• [TO BE DONE]
Every line of the records below should be restated exactly.

• [SUPPLIED INFORMATION]
■ ■ ■ ■

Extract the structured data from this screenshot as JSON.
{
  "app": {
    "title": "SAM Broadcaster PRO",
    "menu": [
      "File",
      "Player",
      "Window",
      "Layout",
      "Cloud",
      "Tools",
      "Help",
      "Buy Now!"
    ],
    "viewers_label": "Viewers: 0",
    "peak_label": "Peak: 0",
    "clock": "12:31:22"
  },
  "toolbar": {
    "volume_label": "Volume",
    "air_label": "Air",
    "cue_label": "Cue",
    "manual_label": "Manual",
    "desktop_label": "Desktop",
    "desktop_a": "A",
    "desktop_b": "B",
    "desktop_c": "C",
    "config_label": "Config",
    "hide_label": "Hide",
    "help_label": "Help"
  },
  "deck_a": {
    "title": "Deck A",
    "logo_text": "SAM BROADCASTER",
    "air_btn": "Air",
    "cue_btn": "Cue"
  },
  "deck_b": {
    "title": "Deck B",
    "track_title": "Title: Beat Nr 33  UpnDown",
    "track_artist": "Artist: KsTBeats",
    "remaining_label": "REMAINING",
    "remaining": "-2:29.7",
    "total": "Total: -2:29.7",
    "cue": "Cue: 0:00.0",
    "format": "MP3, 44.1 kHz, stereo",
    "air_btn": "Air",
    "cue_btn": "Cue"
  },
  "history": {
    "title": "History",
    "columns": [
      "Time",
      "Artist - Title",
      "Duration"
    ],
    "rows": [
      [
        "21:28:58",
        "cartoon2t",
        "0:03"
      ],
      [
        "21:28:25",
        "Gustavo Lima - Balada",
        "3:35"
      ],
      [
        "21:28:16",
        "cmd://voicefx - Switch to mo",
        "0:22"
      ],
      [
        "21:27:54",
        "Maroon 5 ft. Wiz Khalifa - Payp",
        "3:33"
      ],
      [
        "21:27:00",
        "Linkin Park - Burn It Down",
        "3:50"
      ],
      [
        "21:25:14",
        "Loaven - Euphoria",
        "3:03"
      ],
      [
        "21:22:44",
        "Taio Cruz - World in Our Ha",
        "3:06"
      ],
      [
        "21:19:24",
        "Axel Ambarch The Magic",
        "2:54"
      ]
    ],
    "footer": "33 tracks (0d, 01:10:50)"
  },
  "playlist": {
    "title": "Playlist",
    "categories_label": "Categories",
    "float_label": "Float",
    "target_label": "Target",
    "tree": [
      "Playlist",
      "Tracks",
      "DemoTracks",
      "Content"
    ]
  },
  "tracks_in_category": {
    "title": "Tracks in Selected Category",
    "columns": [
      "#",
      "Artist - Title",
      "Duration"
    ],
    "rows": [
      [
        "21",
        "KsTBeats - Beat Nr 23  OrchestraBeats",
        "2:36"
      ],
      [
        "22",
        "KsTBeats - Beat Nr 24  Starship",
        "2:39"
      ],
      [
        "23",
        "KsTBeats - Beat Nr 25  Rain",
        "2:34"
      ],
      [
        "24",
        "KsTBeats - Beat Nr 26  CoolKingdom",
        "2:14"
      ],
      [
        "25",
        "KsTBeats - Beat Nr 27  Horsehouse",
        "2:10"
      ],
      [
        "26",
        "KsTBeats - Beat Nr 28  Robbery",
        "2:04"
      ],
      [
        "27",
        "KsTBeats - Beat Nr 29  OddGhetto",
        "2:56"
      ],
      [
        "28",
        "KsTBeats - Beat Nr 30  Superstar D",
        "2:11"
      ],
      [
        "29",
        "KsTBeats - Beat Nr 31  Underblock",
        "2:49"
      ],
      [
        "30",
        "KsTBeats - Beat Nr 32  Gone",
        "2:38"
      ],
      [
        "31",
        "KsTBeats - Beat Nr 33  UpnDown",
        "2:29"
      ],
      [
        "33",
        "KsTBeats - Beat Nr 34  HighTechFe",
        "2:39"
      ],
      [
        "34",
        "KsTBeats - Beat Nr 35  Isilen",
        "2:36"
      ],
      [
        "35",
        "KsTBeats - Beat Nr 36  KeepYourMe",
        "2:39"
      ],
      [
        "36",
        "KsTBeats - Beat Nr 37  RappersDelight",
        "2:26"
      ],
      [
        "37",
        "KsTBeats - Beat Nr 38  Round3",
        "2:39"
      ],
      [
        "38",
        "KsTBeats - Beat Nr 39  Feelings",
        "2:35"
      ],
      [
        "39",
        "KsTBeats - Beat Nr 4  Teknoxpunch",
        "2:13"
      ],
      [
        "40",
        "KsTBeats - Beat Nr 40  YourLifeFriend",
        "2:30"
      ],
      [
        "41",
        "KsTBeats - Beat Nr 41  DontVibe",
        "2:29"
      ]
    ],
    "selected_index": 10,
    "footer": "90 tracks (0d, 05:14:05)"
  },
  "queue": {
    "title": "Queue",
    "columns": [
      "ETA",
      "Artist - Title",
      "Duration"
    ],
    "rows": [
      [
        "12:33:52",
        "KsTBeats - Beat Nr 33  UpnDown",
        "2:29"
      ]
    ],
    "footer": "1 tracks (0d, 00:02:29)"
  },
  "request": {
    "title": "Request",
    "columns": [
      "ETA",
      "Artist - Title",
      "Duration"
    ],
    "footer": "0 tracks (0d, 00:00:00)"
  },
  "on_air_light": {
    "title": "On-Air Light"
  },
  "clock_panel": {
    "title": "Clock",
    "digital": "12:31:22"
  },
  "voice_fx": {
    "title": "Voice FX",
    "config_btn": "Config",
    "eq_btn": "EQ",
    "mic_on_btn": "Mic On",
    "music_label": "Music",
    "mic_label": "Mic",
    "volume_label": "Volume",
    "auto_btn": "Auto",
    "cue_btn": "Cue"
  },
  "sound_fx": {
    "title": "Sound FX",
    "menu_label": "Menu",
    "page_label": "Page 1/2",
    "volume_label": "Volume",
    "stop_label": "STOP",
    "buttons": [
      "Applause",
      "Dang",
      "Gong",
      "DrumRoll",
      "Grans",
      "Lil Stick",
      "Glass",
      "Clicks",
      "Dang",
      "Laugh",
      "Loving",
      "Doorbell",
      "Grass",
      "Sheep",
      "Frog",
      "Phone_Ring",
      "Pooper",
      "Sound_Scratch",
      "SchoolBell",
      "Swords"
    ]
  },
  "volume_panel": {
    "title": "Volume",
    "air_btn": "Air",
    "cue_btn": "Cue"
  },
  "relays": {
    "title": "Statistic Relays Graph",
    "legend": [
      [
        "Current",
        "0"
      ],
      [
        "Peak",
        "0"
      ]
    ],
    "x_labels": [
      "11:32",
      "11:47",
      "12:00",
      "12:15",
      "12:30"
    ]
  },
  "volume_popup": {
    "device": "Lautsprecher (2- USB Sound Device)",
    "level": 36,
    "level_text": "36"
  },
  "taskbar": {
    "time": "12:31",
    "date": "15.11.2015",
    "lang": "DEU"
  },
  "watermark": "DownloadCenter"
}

■ ■ ■ ■

• [WRITTEN SOLUTION]
Extract the structured data from this screenshot as JSON.
{
  "app": {
    "title": "SAM Broadcaster PRO",
    "menu": [
      "File",
      "Player",
      "Window",
      "Layout",
      "Cloud",
      "Tools",
      "Help",
      "Buy Now!"
    ],
    "viewers_label": "Viewers: 0",
    "peak_label": "Peak: 0",
    "clock": "12:31:22"
  },
  "toolbar": {
    "volume_label": "Volume",
    "air_label": "Air",
    "cue_label": "Cue",
    "manual_label": "Manual",
    "desktop_label": "Desktop",
    "desktop_a": "A",
    "desktop_b": "B",
    "desktop_c": "C",
    "config_label": "Config",
    "hide_label": "Hide",
    "help_label": "Help"
  },
  "deck_a": {
    "title": "Deck A",
    "logo_text": "SAM BROADCASTER",
    "air_btn": "Air",
    "cue_btn": "Cue"
  },
  "deck_b": {
    "title": "Deck B",
    "track_title": "Title: Beat Nr 33  UpnDown",
    "track_artist": "Artist: KsTBeats",
    "remaining_label": "REMAINING",
    "remaining": "-2:29.7",
    "total": "Total: -2:29.7",
    "cue": "Cue: 0:00.0",
    "format": "MP3, 44.1 kHz, stereo",
    "air_btn": "Air",
    "cue_btn": "Cue"
  },
  "history": {
    "title": "History",
    "columns": [
      "Time",
      "Artist - Title",
      "Duration"
    ],
    "rows": [
      [
        "21:28:58",
        "cartoon2t",
        "0:03"
      ],
      [
        "21:28:25",
        "Gustavo Lima - Balada",
        "3:35"
      ],
      [
        "21:28:16",
        "cmd://voicefx - Switch to mo",
        "0:22"
      ],
      [
        "21:27:54",
        "Maroon 5 ft. Wiz Khalifa - Payp",
        "3:33"
      ],
      [
        "21:27:00",
        "Linkin Park - Burn It Down",
        "3:50"
      ],
      [
        "21:25:14",
        "Loaven - Euphoria",
        "3:03"
      ],
      [
        "21:22:44",
        "Taio Cruz - World in Our Ha",
        "3:06"
      ],
      [
        "21:19:24",
        "Axel Ambarch The Magic",
        "2:54"
      ]
    ],
    "footer": "33 tracks (0d, 01:10:50)"
  },
  "playlist": {
    "title": "Playlist",
    "categories_label": "Categories",
    "float_label": "Float",
    "target_label": "Target",
    "tree": [
      "Playlist",
      "Tracks",
      "DemoTracks",
      "Content"
    ]
  },
  "tracks_in_category": {
    "title": "Tracks in Selected Category",
    "columns": [
      "#",
      "Artist - Title",
      "Duration"
    ],
    "rows": [
      [
        "21",
        "KsTBeats - Beat Nr 23  OrchestraBeats",
        "2:36"
      ],
      [
        "22",
        "KsTBeats - Beat Nr 24  Starship",
        "2:39"
      ],
      [
        "23",
        "KsTBeats - Beat Nr 25  Rain",
        "2:34"
      ],
      [
        "24",
        "KsTBeats - Beat Nr 26  CoolKingdom",
        "2:14"
      ],
      [
        "25",
        "KsTBeats - Beat Nr 27  Horsehouse",
        "2:10"
      ],
      [
        "26",
        "KsTBeats - Beat Nr 28  Robbery",
        "2:04"
      ],
      [
        "27",
        "KsTBeats - Beat Nr 29  OddGhetto",
        "2:56"
      ],
      [
        "28",
        "KsTBeats - Beat Nr 30  Superstar D",
        "2:11"
      ],
      [
        "29",
        "KsTBeats - Beat Nr 31  Underblock",
        "2:49"
      ],
      [
        "30",
        "KsTBeats - Beat Nr 32  Gone",
        "2:38"
      ],
      [
        "31",
        "KsTBeats - Beat Nr 33  UpnDown",
        "2:29"
      ],
      [
        "33",
        "KsTBeats - Beat Nr 34  HighTechFe",
        "2:39"
      ],
      [
        "34",
        "KsTBeats - Beat Nr 35  Isilen",
        "2:36"
      ],
      [
        "35",
        "KsTBeats - Beat Nr 36  KeepYourMe",
        "2:39"
      ],
      [
        "36",
        "KsTBeats - Beat Nr 37  RappersDelight",
        "2:26"
      ],
      [
        "37",
        "KsTBeats - Beat Nr 38  Round3",
        "2:39"
      ],
      [
        "38",
        "KsTBeats - Beat Nr 39  Feelings",
        "2:35"
      ],
      [
        "39",
        "KsTBeats - Beat Nr 4  Teknoxpunch",
        "2:13"
      ],
      [
        "40",
        "KsTBeats - Beat Nr 40  YourLifeFriend",
        "2:30"
      ],
      [
        "41",
        "KsTBeats - Beat Nr 41  DontVibe",
        "2:29"
      ]
    ],
    "selected_index": 10,
    "footer": "90 tracks (0d, 05:14:05)"
  },
  "queue": {
    "title": "Queue",
    "columns": [
      "ETA",
      "Artist - Title",
      "Duration"
    ],
    "rows": [
      [
        "12:33:52",
        "KsTBeats - Beat Nr 33  UpnDown",
        "2:29"
      ]
    ],
    "footer": "1 tracks (0d, 00:02:29)"
  },
  "request": {
    "title": "Request",
    "columns": [
      "ETA",
      "Artist - Title",
      "Duration"
    ],
    "footer": "0 tracks (0d, 00:00:00)"
  },
  "on_air_light": {
    "title": "On-Air Light"
  },
  "clock_panel": {
    "title": "Clock",
    "digital": "12:31:22"
  },
  "voice_fx": {
    "title": "Voice FX",
    "config_btn": "Config",
    "eq_btn": "EQ",
    "mic_on_btn": "Mic On",
    "music_label": "Music",
    "mic_label": "Mic",
    "volume_label": "Volume",
    "auto_btn": "Auto",
    "cue_btn": "Cue"
  },
  "sound_fx": {
    "title": "Sound FX",
    "menu_label": "Menu",
    "page_label": "Page 1/2",
    "volume_label": "Volume",
    "stop_label": "STOP",
    "buttons": [
      "Applause",
      "Dang",
      "Gong",
      "DrumRoll",
      "Grans",
      "Lil Stick",
      "Glass",
      "Clicks",
      "Dang",
      "Laugh",
      "Loving",
      "Doorbell",
      "Grass",
      "Sheep",
      "Frog",
      "Phone_Ring",
      "Pooper",
      "Sound_Scratch",
      "SchoolBell",
      "Swords"
    ]
  },
  "volume_panel": {
    "title": "Volume",
    "air_btn": "Air",
    "cue_btn": "Cue"
  },
  "relays": {
    "title": "Statistic Relays Graph",
    "legend": [
      [
        "Current",
        "0"
      ],
      [
        "Peak",
        "0"
      ]
    ],
    "x_labels": [
      "11:32",
      "11:47",
      "12:00",
      "12:15",
      "12:30"
    ]
  },
  "volume_popup": {
    "device": "Lautsprecher (2- USB Sound Device)",
    "level": 36,
    "level_text": "36"
  },
  "taskbar": {
    "time": "12:31",
    "date": "15.11.2015",
    "lang": "DEU"
  },
  "watermark": "DownloadCenter"
}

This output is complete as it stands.